Written instruction: Leave out the pictures, then reproduce the rest of the material exactly.

##########

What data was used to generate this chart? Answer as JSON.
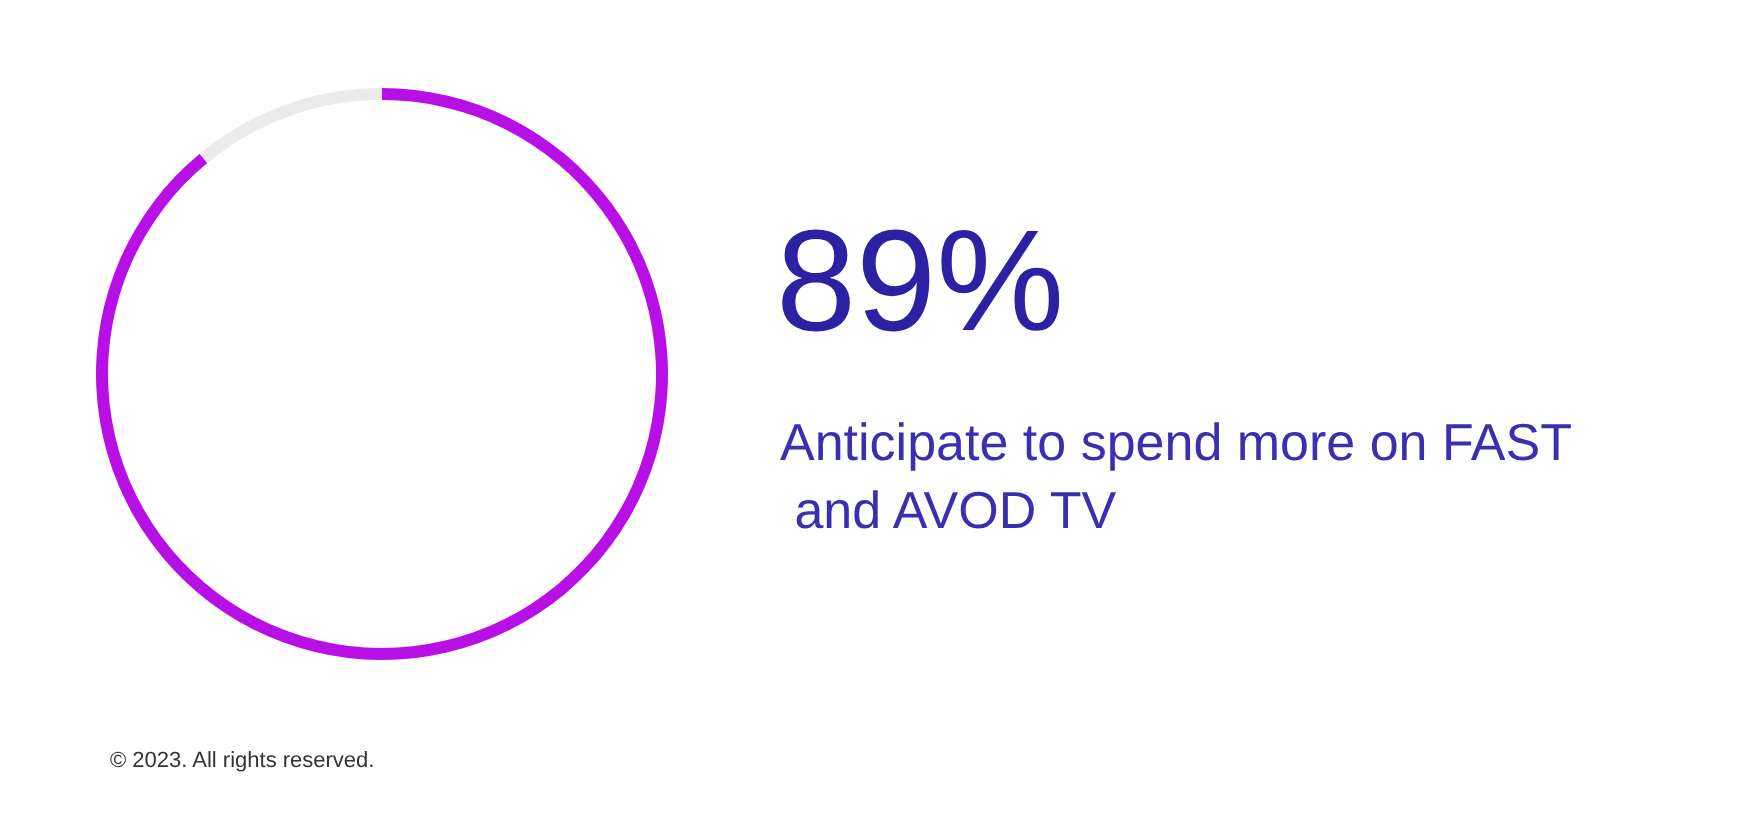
{
  "chart_data": {
    "type": "donut",
    "title": "89%",
    "subtitle": "Anticipate to spend more on FAST and AVOD TV",
    "categories": [
      null,
      null
    ],
    "values": [
      89,
      11
    ],
    "colors": [
      "#b80fe6",
      "#ebebeb"
    ],
    "annotations": [
      "© 2023. All rights reserved."
    ]
  }
}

##########

Answer in full:
What data was used to generate this chart? Answer as JSON.
{
  "chart_data": {
    "type": "donut",
    "title": "89%",
    "subtitle": "Anticipate to spend more on FAST and AVOD TV",
    "categories": [
      null,
      null
    ],
    "values": [
      89,
      11
    ],
    "colors": [
      "#b80fe6",
      "#ebebeb"
    ],
    "annotations": [
      "© 2023. All rights reserved."
    ]
  }
}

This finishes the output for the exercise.